* [Task directions] Collect each line of the entries that holds the string "JSON".

* [Exercise data]
[START]

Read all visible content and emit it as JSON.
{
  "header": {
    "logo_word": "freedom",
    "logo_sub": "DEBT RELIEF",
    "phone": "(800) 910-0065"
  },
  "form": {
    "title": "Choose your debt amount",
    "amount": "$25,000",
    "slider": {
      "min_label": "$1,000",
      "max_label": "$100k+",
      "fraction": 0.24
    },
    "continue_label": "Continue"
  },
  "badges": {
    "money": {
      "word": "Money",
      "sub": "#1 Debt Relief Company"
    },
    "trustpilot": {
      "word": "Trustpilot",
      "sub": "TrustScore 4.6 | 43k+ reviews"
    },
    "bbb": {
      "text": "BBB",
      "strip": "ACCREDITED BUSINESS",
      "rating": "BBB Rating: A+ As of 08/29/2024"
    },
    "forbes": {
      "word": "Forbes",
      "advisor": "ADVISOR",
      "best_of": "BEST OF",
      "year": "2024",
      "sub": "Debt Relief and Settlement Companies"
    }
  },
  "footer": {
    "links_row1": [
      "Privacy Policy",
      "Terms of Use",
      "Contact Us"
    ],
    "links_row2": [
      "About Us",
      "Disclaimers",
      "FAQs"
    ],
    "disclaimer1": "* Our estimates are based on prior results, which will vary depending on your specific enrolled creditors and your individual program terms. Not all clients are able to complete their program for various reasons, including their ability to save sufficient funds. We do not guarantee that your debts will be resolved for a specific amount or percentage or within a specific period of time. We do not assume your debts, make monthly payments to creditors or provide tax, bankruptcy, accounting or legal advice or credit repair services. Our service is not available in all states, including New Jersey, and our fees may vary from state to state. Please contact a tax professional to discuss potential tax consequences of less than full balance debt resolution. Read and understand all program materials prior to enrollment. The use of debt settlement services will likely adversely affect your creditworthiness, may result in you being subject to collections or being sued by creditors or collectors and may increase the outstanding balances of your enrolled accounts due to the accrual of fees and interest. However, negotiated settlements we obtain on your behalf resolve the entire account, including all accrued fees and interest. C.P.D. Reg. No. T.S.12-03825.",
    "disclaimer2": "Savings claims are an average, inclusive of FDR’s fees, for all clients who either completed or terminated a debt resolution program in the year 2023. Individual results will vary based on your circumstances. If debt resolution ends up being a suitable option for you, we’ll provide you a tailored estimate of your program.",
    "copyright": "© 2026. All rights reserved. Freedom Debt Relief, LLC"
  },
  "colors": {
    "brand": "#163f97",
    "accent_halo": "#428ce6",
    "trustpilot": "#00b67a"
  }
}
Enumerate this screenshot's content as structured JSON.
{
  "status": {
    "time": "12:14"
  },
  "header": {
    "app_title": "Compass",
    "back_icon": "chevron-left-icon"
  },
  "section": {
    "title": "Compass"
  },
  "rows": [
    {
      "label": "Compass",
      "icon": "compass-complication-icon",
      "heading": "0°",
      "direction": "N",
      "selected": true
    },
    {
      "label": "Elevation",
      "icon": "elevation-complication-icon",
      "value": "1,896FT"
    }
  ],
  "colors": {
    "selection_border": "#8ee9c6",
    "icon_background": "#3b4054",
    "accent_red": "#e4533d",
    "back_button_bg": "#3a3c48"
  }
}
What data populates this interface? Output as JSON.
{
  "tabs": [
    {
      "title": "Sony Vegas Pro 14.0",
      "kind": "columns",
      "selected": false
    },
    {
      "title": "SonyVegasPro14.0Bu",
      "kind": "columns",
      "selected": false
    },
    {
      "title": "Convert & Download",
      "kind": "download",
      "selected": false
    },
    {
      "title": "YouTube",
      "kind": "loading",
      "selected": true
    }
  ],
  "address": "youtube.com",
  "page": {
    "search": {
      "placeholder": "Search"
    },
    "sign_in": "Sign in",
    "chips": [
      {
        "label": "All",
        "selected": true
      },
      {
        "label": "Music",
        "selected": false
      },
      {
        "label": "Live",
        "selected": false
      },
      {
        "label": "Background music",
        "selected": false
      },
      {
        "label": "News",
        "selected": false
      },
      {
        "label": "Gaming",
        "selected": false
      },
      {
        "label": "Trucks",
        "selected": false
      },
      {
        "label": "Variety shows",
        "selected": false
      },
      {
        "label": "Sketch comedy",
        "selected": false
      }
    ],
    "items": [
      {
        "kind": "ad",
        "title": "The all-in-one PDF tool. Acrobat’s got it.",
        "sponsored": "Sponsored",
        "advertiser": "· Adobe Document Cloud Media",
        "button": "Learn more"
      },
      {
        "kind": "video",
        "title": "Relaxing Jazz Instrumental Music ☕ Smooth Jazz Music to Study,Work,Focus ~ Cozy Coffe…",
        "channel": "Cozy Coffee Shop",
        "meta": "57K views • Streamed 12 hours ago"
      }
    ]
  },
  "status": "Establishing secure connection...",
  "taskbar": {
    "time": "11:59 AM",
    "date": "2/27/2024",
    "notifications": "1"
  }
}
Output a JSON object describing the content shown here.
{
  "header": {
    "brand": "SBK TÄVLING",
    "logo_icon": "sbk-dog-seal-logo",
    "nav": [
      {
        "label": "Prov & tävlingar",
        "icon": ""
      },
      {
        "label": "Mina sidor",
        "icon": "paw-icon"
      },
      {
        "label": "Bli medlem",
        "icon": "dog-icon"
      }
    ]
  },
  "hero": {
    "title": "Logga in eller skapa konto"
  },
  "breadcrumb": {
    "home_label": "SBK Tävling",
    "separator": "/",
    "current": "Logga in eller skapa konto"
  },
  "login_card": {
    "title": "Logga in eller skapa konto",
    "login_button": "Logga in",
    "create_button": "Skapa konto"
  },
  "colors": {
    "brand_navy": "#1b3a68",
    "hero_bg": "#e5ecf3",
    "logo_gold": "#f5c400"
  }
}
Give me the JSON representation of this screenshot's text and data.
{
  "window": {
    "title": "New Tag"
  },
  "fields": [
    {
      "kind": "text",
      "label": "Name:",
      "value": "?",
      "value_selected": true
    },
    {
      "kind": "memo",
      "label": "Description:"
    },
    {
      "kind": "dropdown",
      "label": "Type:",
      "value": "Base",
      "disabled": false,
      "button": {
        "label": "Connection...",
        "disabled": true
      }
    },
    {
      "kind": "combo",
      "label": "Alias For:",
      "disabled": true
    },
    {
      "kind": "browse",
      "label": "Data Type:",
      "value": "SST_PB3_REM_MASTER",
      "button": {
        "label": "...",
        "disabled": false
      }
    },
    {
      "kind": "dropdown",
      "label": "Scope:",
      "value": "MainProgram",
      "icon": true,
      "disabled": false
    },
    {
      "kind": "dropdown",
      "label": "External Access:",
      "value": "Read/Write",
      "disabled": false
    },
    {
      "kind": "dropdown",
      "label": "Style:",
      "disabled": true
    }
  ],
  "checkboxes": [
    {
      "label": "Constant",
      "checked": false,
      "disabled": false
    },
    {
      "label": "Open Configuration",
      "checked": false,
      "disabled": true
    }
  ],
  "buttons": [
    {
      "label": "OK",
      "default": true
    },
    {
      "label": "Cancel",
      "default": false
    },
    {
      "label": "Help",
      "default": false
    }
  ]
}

[END]

* [Worked solution]
Read all visible content and emit it as JSON.
Enumerate this screenshot's content as structured JSON.
What data populates this interface? Output as JSON.
Output a JSON object describing the content shown here.
Give me the JSON representation of this screenshot's text and data.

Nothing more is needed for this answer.